=== Given information ===

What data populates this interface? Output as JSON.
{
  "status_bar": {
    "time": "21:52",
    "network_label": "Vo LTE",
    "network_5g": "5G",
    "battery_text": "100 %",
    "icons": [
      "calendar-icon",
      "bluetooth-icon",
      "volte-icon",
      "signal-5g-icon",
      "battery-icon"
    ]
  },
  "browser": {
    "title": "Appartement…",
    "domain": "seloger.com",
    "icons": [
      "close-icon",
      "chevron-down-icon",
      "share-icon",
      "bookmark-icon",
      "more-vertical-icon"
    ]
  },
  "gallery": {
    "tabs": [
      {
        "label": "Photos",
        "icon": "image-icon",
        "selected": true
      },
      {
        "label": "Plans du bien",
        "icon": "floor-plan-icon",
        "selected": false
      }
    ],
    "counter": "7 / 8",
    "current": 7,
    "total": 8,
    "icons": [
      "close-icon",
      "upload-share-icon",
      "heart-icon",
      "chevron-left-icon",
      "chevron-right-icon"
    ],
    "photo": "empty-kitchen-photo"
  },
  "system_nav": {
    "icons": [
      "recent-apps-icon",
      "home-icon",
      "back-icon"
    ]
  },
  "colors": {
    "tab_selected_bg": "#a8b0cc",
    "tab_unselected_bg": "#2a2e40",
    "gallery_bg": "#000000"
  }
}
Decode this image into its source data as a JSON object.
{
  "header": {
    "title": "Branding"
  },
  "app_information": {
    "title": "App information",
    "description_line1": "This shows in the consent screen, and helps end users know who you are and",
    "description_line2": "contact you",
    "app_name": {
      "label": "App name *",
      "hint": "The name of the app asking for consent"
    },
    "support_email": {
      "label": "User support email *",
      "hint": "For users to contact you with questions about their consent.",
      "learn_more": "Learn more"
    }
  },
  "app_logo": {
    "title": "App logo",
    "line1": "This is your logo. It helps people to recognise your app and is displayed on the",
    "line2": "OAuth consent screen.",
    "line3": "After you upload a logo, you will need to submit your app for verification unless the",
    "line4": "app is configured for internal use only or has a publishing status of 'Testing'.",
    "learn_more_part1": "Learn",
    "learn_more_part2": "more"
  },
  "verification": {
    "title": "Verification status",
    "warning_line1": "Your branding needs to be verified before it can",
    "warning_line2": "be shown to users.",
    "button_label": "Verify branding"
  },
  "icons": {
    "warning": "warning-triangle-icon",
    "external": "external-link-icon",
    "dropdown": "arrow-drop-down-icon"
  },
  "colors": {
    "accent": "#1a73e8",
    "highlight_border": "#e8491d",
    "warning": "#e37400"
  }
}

===

• **Objective**
Which lines hold the word "users"? Copy each of them from the records.

• **Final answer**
    "description_line1": "This shows in the consent screen, and helps end users know who you are and",
      "hint": "For users to contact you with questions about their consent.",
    "warning_line2": "be shown to users.",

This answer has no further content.